Task statement:
Scan the entries below and state how many lines contain "complete". No other output.

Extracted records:
★ ★ ★ ★ ★

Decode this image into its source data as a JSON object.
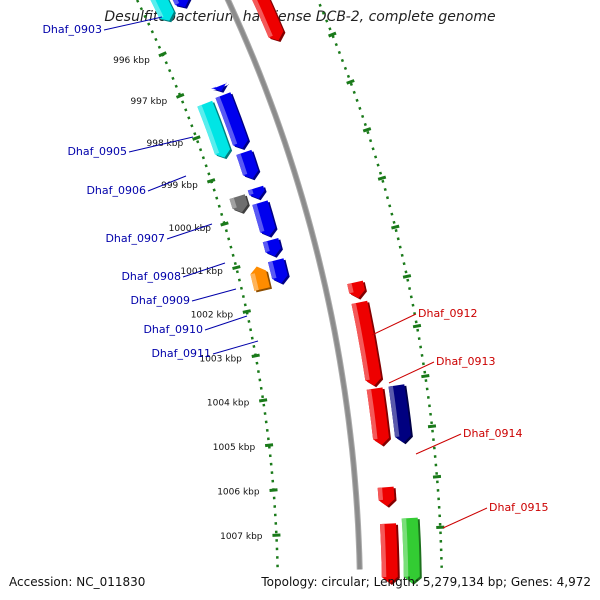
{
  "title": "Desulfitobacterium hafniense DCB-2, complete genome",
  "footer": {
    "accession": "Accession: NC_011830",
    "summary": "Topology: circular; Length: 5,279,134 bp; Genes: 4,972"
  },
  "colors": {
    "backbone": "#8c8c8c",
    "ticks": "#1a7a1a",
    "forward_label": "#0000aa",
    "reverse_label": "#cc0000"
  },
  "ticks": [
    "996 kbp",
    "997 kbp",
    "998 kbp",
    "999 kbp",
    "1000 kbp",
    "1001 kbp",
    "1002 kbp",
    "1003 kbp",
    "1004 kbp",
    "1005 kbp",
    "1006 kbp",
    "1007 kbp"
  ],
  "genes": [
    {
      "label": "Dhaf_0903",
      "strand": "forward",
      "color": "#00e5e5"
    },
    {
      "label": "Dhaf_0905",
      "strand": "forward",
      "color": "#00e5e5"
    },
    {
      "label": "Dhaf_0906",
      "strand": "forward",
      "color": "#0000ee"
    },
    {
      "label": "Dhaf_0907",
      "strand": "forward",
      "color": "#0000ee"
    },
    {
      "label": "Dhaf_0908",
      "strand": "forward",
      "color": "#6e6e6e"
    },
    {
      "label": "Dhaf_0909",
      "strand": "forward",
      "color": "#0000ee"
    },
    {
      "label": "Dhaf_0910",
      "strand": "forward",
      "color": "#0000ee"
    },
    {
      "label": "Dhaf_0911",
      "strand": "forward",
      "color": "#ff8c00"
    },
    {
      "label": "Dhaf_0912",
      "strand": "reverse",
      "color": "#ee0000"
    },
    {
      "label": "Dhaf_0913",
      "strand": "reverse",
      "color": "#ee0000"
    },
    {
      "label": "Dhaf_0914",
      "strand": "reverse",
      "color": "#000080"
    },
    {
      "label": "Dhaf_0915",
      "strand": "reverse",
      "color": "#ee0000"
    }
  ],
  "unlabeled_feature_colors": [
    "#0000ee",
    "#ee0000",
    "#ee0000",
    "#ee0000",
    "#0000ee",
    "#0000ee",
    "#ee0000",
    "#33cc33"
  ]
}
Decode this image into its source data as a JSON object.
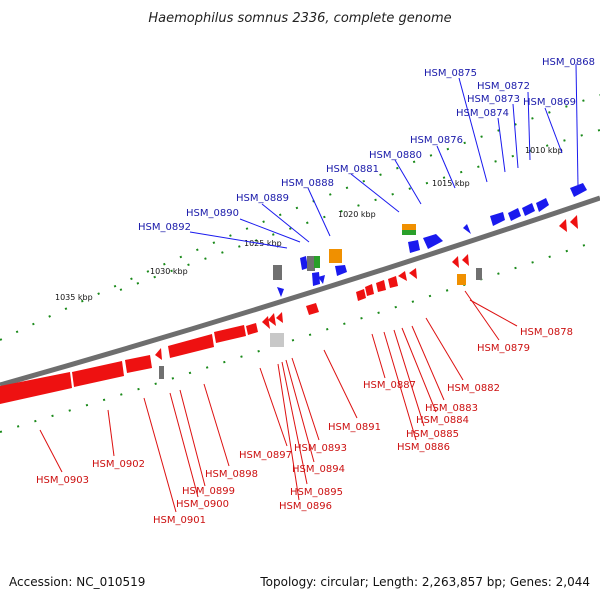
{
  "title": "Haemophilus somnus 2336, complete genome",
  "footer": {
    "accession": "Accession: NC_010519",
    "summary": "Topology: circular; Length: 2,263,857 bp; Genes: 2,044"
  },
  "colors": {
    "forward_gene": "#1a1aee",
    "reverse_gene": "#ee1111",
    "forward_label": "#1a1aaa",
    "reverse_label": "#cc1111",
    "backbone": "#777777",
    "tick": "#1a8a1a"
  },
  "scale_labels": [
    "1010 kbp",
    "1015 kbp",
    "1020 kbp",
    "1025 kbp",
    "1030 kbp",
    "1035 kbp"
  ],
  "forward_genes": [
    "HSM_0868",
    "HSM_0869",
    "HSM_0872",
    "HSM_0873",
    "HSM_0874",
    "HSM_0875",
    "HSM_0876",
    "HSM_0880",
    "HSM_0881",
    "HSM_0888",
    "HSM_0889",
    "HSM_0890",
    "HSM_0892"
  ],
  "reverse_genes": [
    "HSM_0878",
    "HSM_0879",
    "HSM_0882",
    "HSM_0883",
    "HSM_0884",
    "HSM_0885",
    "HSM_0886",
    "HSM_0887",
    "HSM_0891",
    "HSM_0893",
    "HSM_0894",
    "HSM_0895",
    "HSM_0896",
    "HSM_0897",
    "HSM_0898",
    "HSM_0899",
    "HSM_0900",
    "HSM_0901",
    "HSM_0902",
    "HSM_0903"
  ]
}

★ ★ ★ ★ ★

The answer:
2